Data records
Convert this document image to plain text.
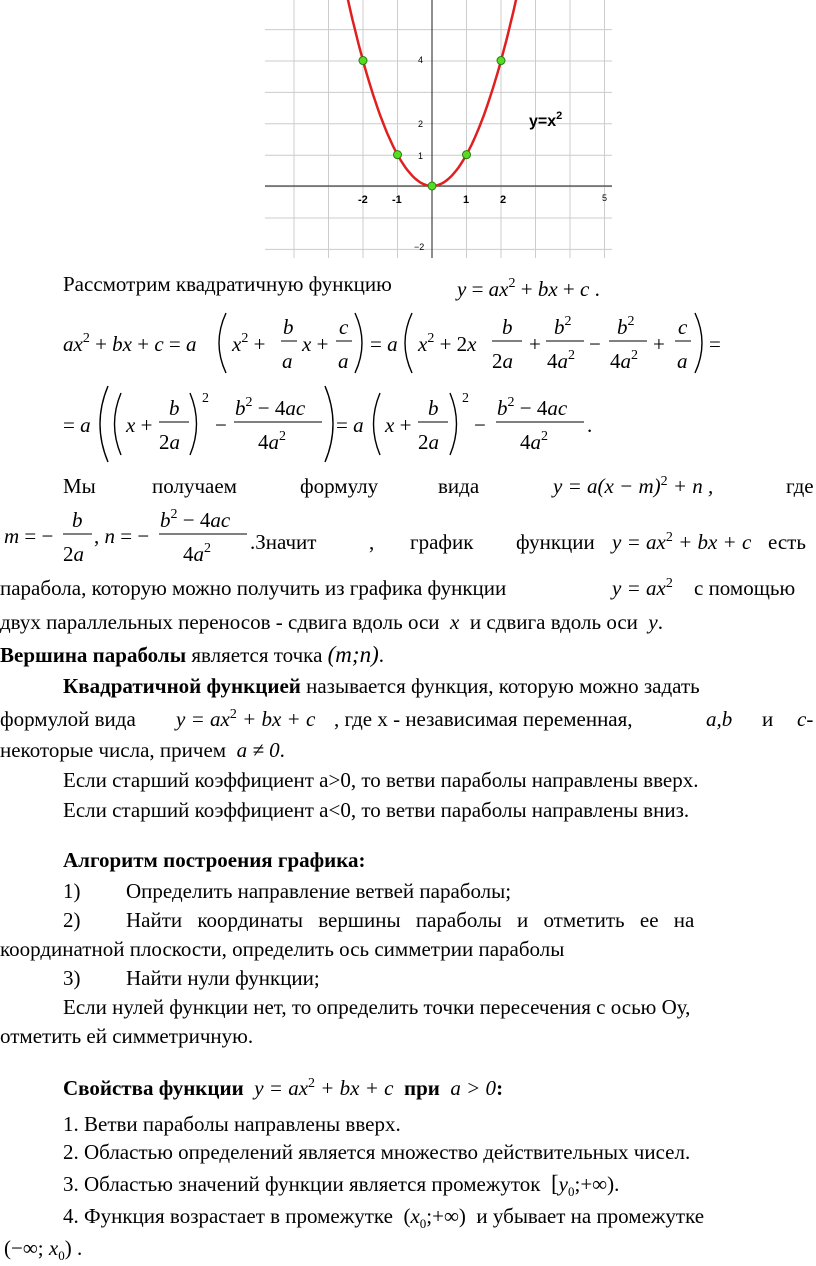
-2 -1	1	2	5
4
2
1
−2
$y=x^2$
Рассмотрим квадратичную функцию	$y = ax^2$ + bx + c .
$ax^2$ + bx + c = a $x^2$ +
b
a
x +
c
a
= a $x^2 + 2x$
b
2a
+
$b^2$
$4a^2$ −
$b^2$
$4a^2$ +
c
a
=
= a x +
b
2a
2
−
$b^2 - 4ac$
$4a^2 = a$ x +
b
2a
2
−
$b^2 - 4ac$
$4a^2$ .
Мы	получаем	формулу	вида	$y = a(x - m)^2 + n$ ,	где
m = −
b
2a
, n = −
$b^2 - 4ac$
$4a^2$ .Значит	, график функции $y = ax^2$ + bx + c есть
парабола, которую можно получить из графика функции	$y = ax^2$ с помощью
двух параллельных переносов - сдвига вдоль оси x и сдвига вдоль оси y.
Вершина параболы является точка (m;n).
Квадратичной функцией называется функция, которую можно задать
формулой вида $y = ax^2$ + bx + c , где х - независимая переменная,	a,b и c-
некоторые числа, причем  a ≠ 0.
Если старший коэффициент а>0, то ветви параболы направлены вверх.
Если старший коэффициент а<0, то ветви параболы направлены вниз.
Алгоритм построения графика:
1) Определить направление ветвей параболы;
2) Найти координаты вершины параболы и отметить ее на
координатной плоскости, определить ось симметрии параболы
3) Найти нули функции;
Если нулей функции нет, то определить точки пересечения с осью Оу,
отметить ей симметричную.
Свойства функции $y = ax^2$ + bx + c при a > 0:
1. Ветви параболы направлены вверх.
2. Областью определений является множество действительных чисел.
3. Областью значений функции является промежуток $[y_0;+\infty)$.
4. Функция возрастает в промежутке  $(x_0;+\infty)$  и убывает на промежутке
(−∞; $x_0$) .
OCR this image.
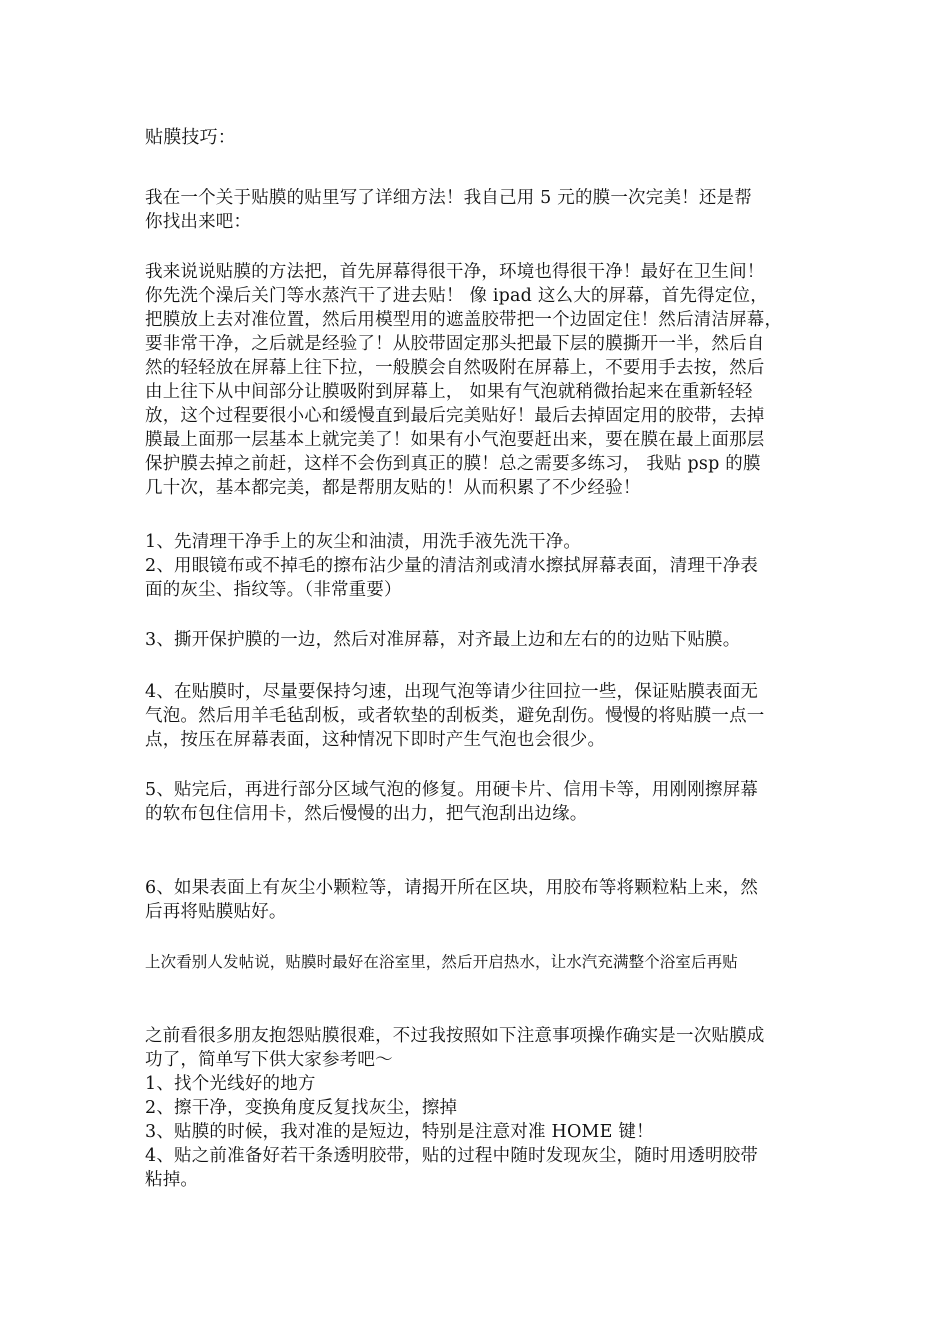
贴膜技巧：
我在一个关于贴膜的贴里写了详细方法！我自己用 5 元的膜一次完美！还是帮
你找出来吧：
我来说说贴膜的方法把，首先屏幕得很干净，环境也得很干净！最好在卫生间！
你先洗个澡后关门等水蒸汽干了进去贴！ 像 ipad 这么大的屏幕，首先得定位，
把膜放上去对准位置，然后用模型用的遮盖胶带把一个边固定住！然后清洁屏幕，
要非常干净，之后就是经验了！从胶带固定那头把最下层的膜撕开一半，然后自
然的轻轻放在屏幕上往下拉，一般膜会自然吸附在屏幕上，不要用手去按，然后
由上往下从中间部分让膜吸附到屏幕上， 如果有气泡就稍微抬起来在重新轻轻
放，这个过程要很小心和缓慢直到最后完美贴好！最后去掉固定用的胶带，去掉
膜最上面那一层基本上就完美了！如果有小气泡要赶出来，要在膜在最上面那层
保护膜去掉之前赶，这样不会伤到真正的膜！总之需要多练习， 我贴 psp 的膜
几十次，基本都完美，都是帮朋友贴的！从而积累了不少经验！
1、先清理干净手上的灰尘和油渍，用洗手液先洗干净。
2、用眼镜布或不掉毛的擦布沾少量的清洁剂或清水擦拭屏幕表面，清理干净表
面的灰尘、指纹等。（非常重要）
3、撕开保护膜的一边，然后对准屏幕，对齐最上边和左右的的边贴下贴膜。
4、在贴膜时，尽量要保持匀速，出现气泡等请少往回拉一些，保证贴膜表面无
气泡。然后用羊毛毡刮板，或者软垫的刮板类，避免刮伤。慢慢的将贴膜一点一
点，按压在屏幕表面，这种情况下即时产生气泡也会很少。
5、贴完后，再进行部分区域气泡的修复。用硬卡片、信用卡等，用刚刚擦屏幕
的软布包住信用卡，然后慢慢的出力，把气泡刮出边缘。
6、如果表面上有灰尘小颗粒等，请揭开所在区块，用胶布等将颗粒粘上来，然
后再将贴膜贴好。
上次看别人发帖说，贴膜时最好在浴室里，然后开启热水，让水汽充满整个浴室后再贴
之前看很多朋友抱怨贴膜很难，不过我按照如下注意事项操作确实是一次贴膜成
功了，简单写下供大家参考吧～
1、找个光线好的地方
2、擦干净，变换角度反复找灰尘，擦掉
3、贴膜的时候，我对准的是短边，特别是注意对准 HOME 键！
4、贴之前准备好若干条透明胶带，贴的过程中随时发现灰尘，随时用透明胶带
粘掉。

**Brief**
Copy out each line of the material that holds the word "image".

**Correct result**
Convert this document image to plain text.
OCR this image.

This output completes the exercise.